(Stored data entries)
⟨

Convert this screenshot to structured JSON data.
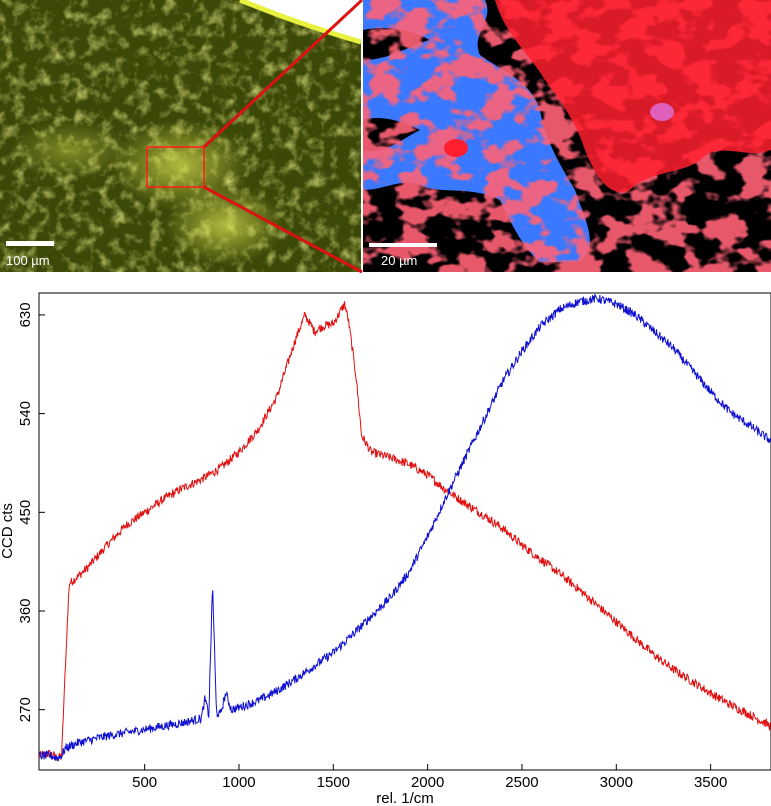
{
  "panels": {
    "microscope": {
      "scale_label": "100 µm",
      "colors": {
        "base": "#3d4a08",
        "highlight": "#d8e050",
        "edge": "#e8f040",
        "roi": "#ff1a1a"
      }
    },
    "raman_map": {
      "scale_label": "20 µm",
      "colors": {
        "blue": "#3a78ff",
        "red": "#ff1f2e",
        "background": "#000000",
        "zoom_lines": "#dd1111"
      }
    }
  },
  "chart_data": {
    "type": "line",
    "xlabel": "rel. 1/cm",
    "ylabel": "CCD cts",
    "xlim": [
      -60,
      3820
    ],
    "ylim": [
      215,
      650
    ],
    "x_ticks": [
      500,
      1000,
      1500,
      2000,
      2500,
      3000,
      3500
    ],
    "y_ticks": [
      270,
      360,
      450,
      540,
      630
    ],
    "grid": false,
    "series": [
      {
        "color": "#e01010",
        "x": [
          -60,
          0,
          40,
          60,
          80,
          100,
          150,
          200,
          300,
          400,
          500,
          600,
          700,
          800,
          900,
          1000,
          1100,
          1200,
          1300,
          1350,
          1400,
          1450,
          1500,
          1560,
          1580,
          1620,
          1650,
          1700,
          1800,
          1900,
          2000,
          2100,
          2200,
          2300,
          2400,
          2500,
          2600,
          2700,
          2800,
          2900,
          3000,
          3100,
          3200,
          3300,
          3400,
          3500,
          3600,
          3700,
          3820
        ],
        "y": [
          228,
          230,
          226,
          228,
          310,
          385,
          392,
          400,
          420,
          438,
          450,
          462,
          472,
          480,
          490,
          505,
          525,
          555,
          608,
          630,
          615,
          620,
          622,
          640,
          625,
          575,
          520,
          505,
          500,
          494,
          484,
          470,
          458,
          447,
          435,
          420,
          407,
          394,
          380,
          365,
          350,
          335,
          320,
          307,
          296,
          285,
          275,
          266,
          255
        ]
      },
      {
        "color": "#1010d0",
        "x": [
          -60,
          0,
          40,
          60,
          80,
          150,
          300,
          500,
          700,
          800,
          820,
          840,
          860,
          880,
          900,
          930,
          960,
          1000,
          1100,
          1200,
          1300,
          1400,
          1500,
          1600,
          1700,
          1800,
          1900,
          2000,
          2100,
          2200,
          2300,
          2400,
          2500,
          2600,
          2700,
          2800,
          2900,
          3000,
          3100,
          3200,
          3300,
          3400,
          3500,
          3600,
          3700,
          3820
        ],
        "y": [
          228,
          228,
          226,
          228,
          235,
          240,
          246,
          252,
          258,
          262,
          280,
          265,
          385,
          268,
          265,
          285,
          270,
          272,
          278,
          287,
          298,
          310,
          322,
          338,
          355,
          372,
          395,
          428,
          465,
          500,
          535,
          570,
          597,
          620,
          635,
          642,
          645,
          640,
          630,
          615,
          600,
          580,
          560,
          542,
          530,
          515
        ]
      }
    ]
  }
}
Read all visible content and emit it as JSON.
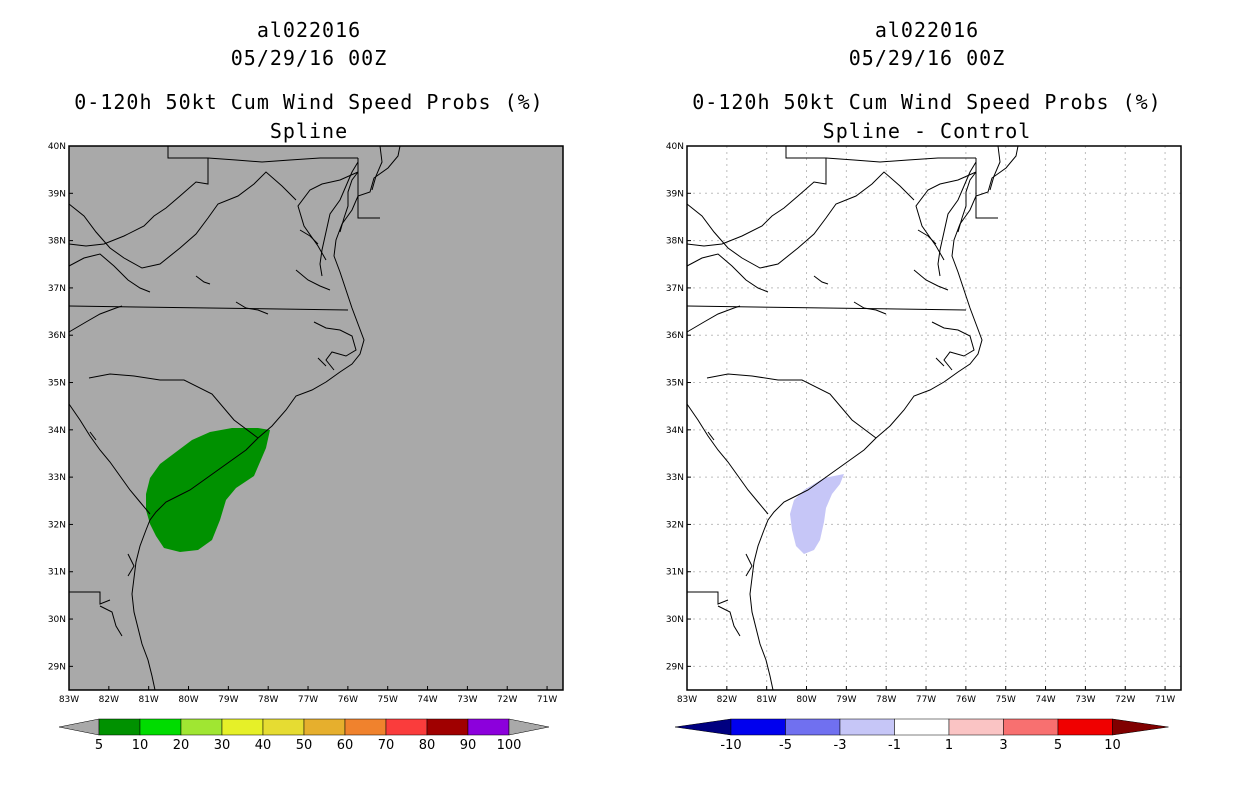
{
  "left_panel": {
    "storm_id": "al022016",
    "datetime": "05/29/16 00Z",
    "product": "0-120h 50kt Cum Wind Speed Probs (%)",
    "subtitle": "Spline",
    "background_color": "#a9a9a9",
    "probability_area_color": "#009100"
  },
  "right_panel": {
    "storm_id": "al022016",
    "datetime": "05/29/16 00Z",
    "product": "0-120h 50kt Cum Wind Speed Probs (%)",
    "subtitle": "Spline - Control",
    "background_color": "#ffffff",
    "difference_area_color": "#c6c6f7"
  },
  "axes": {
    "lat_labels": [
      "40N",
      "39N",
      "38N",
      "37N",
      "36N",
      "35N",
      "34N",
      "33N",
      "32N",
      "31N",
      "30N",
      "29N"
    ],
    "lat_values": [
      40,
      39,
      38,
      37,
      36,
      35,
      34,
      33,
      32,
      31,
      30,
      29
    ],
    "lon_labels": [
      "83W",
      "82W",
      "81W",
      "80W",
      "79W",
      "78W",
      "77W",
      "76W",
      "75W",
      "74W",
      "73W",
      "72W",
      "71W"
    ],
    "lon_values": [
      -83,
      -82,
      -81,
      -80,
      -79,
      -78,
      -77,
      -76,
      -75,
      -74,
      -73,
      -72,
      -71
    ],
    "lat_range": [
      28.5,
      40
    ],
    "lon_range": [
      -83,
      -70.6
    ]
  },
  "left_colorbar": {
    "labels": [
      "5",
      "10",
      "20",
      "30",
      "40",
      "50",
      "60",
      "70",
      "80",
      "90",
      "100"
    ],
    "colors": [
      "#009100",
      "#00dc00",
      "#a0e632",
      "#e6f028",
      "#e6dc32",
      "#e6af2d",
      "#f0822d",
      "#fa3c3c",
      "#a00000",
      "#8c00dc"
    ],
    "arrow_color": "#a9a9a9"
  },
  "right_colorbar": {
    "labels": [
      "-10",
      "-5",
      "-3",
      "-1",
      "1",
      "3",
      "5",
      "10"
    ],
    "colors": [
      "#0000ee",
      "#7070f0",
      "#c6c6f7",
      "#ffffff",
      "#fac4c4",
      "#f87070",
      "#f00000"
    ],
    "low_arrow_color": "#000080",
    "high_arrow_color": "#800000"
  }
}
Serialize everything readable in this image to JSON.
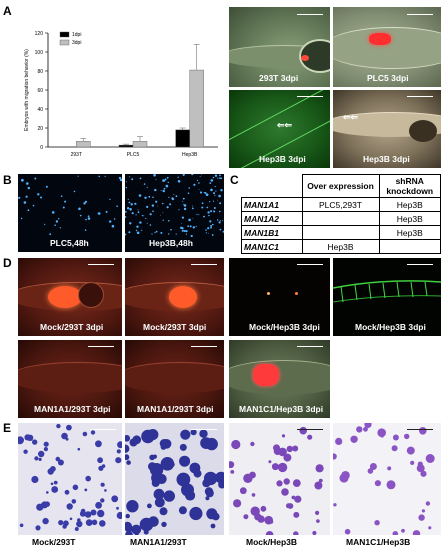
{
  "panels": {
    "A": "A",
    "B": "B",
    "C": "C",
    "D": "D",
    "E": "E"
  },
  "chart_data": {
    "type": "bar",
    "categories": [
      "293T",
      "PLC5",
      "Hep3B"
    ],
    "series": [
      {
        "name": "1dpi",
        "values": [
          0,
          2,
          18
        ],
        "errors": [
          0,
          1,
          2
        ],
        "color": "#000000"
      },
      {
        "name": "3dpi",
        "values": [
          6,
          6,
          81
        ],
        "errors": [
          3,
          5,
          27
        ],
        "color": "#bfbfbf"
      }
    ],
    "ylabel": "Embryos with migration behavior (%)",
    "ylim": [
      0,
      120
    ],
    "yticks": [
      0,
      20,
      40,
      60,
      80,
      100,
      120
    ],
    "legend_position": "top-left"
  },
  "panel_a_images": [
    {
      "caption": "293T 3dpi"
    },
    {
      "caption": "PLC5 3dpi"
    },
    {
      "caption": "Hep3B 3dpi"
    },
    {
      "caption": "Hep3B 3dpi"
    }
  ],
  "panel_b_images": [
    {
      "caption": "PLC5,48h"
    },
    {
      "caption": "Hep3B,48h"
    }
  ],
  "table": {
    "headers": [
      "",
      "Over expression",
      "shRNA knockdown"
    ],
    "rows": [
      {
        "gene": "MAN1A1",
        "over": "PLC5,293T",
        "kd": "Hep3B"
      },
      {
        "gene": "MAN1A2",
        "over": "",
        "kd": "Hep3B"
      },
      {
        "gene": "MAN1B1",
        "over": "",
        "kd": "Hep3B"
      },
      {
        "gene": "MAN1C1",
        "over": "Hep3B",
        "kd": ""
      }
    ]
  },
  "panel_d_images": [
    {
      "caption": "Mock/293T 3dpi"
    },
    {
      "caption": "Mock/293T 3dpi"
    },
    {
      "caption": "Mock/Hep3B 3dpi"
    },
    {
      "caption": "Mock/Hep3B 3dpi"
    },
    {
      "caption": "MAN1A1/293T 3dpi"
    },
    {
      "caption": "MAN1A1/293T 3dpi"
    },
    {
      "caption": "MAN1C1/Hep3B 3dpi"
    }
  ],
  "panel_e_images": [
    {
      "caption": "Mock/293T"
    },
    {
      "caption": "MAN1A1/293T"
    },
    {
      "caption": "Mock/Hep3B"
    },
    {
      "caption": "MAN1C1/Hep3B"
    }
  ]
}
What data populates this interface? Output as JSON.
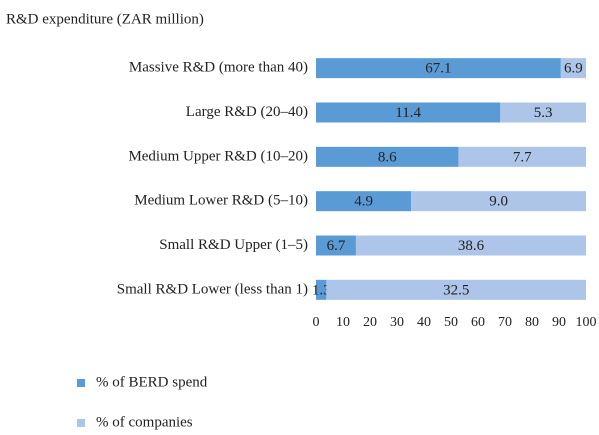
{
  "chart_data": {
    "type": "bar",
    "orientation": "horizontal",
    "stacked": "percent",
    "title": "R&D expenditure (ZAR million)",
    "categories": [
      "Massive R&D (more than 40)",
      "Large R&D (20–40)",
      "Medium Upper R&D (10–20)",
      "Medium Lower R&D (5–10)",
      "Small R&D Upper (1–5)",
      "Small R&D Lower (less than 1)"
    ],
    "series": [
      {
        "name": "% of BERD spend",
        "color": "#5b9bd5",
        "values": [
          67.1,
          11.4,
          8.6,
          4.9,
          6.7,
          1.3
        ]
      },
      {
        "name": "% of companies",
        "color": "#adc5e8",
        "values": [
          6.9,
          5.3,
          7.7,
          9.0,
          38.6,
          32.5
        ],
        "value_labels": [
          "6.9",
          "5.3",
          "7.7",
          "9.0",
          "38.6",
          "32.5"
        ]
      }
    ],
    "xlim": [
      0,
      100
    ],
    "xticks": [
      0,
      10,
      20,
      30,
      40,
      50,
      60,
      70,
      80,
      90,
      100
    ],
    "legend": "bottom"
  }
}
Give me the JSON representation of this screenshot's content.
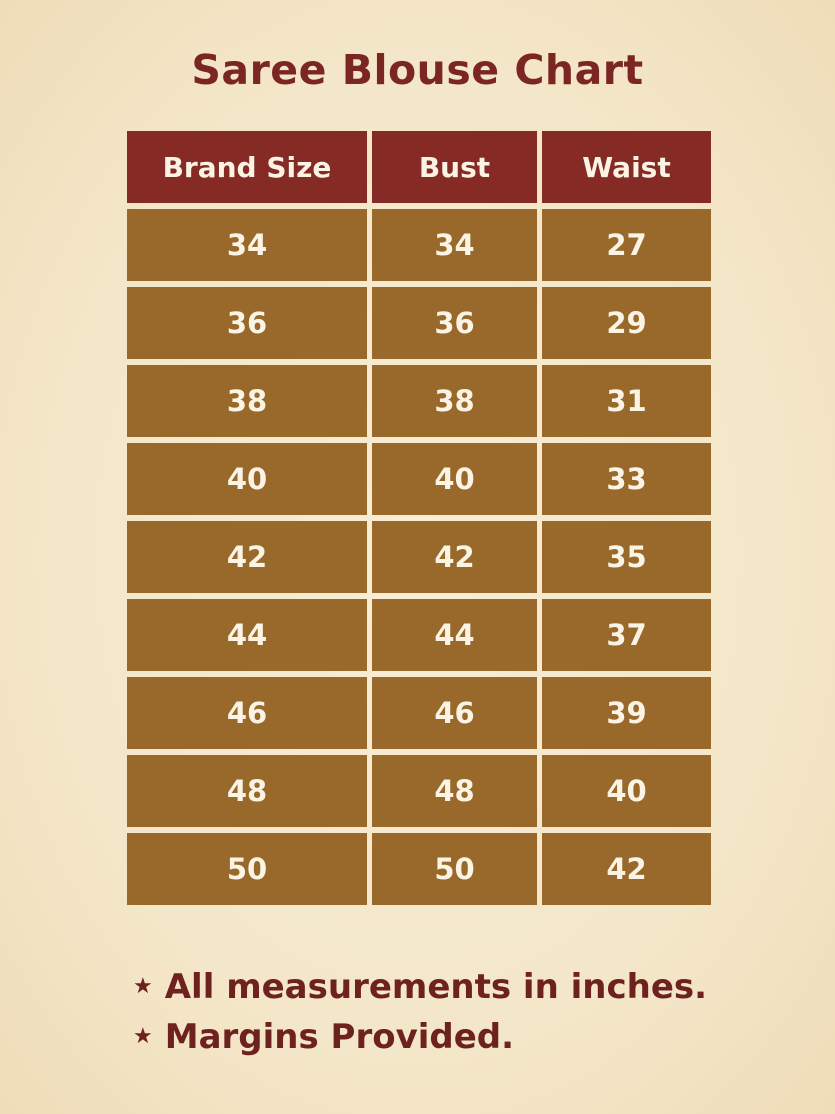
{
  "title": "Saree Blouse Chart",
  "colors": {
    "title": "#7b2622",
    "header_bg": "#862a26",
    "cell_bg": "#98692a",
    "background": "#f5e9cc"
  },
  "table": {
    "headers": [
      "Brand Size",
      "Bust",
      "Waist"
    ],
    "rows": [
      [
        "34",
        "34",
        "27"
      ],
      [
        "36",
        "36",
        "29"
      ],
      [
        "38",
        "38",
        "31"
      ],
      [
        "40",
        "40",
        "33"
      ],
      [
        "42",
        "42",
        "35"
      ],
      [
        "44",
        "44",
        "37"
      ],
      [
        "46",
        "46",
        "39"
      ],
      [
        "48",
        "48",
        "40"
      ],
      [
        "50",
        "50",
        "42"
      ]
    ]
  },
  "notes": [
    {
      "icon": "star-icon",
      "symbol": "★",
      "text": "All measurements in inches."
    },
    {
      "icon": "star-icon",
      "symbol": "★",
      "text": "Margins Provided."
    }
  ]
}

⟩

## What to do
Of all the lines in the entries, how many contain the word "gene"? Give only the number.

## Response below
4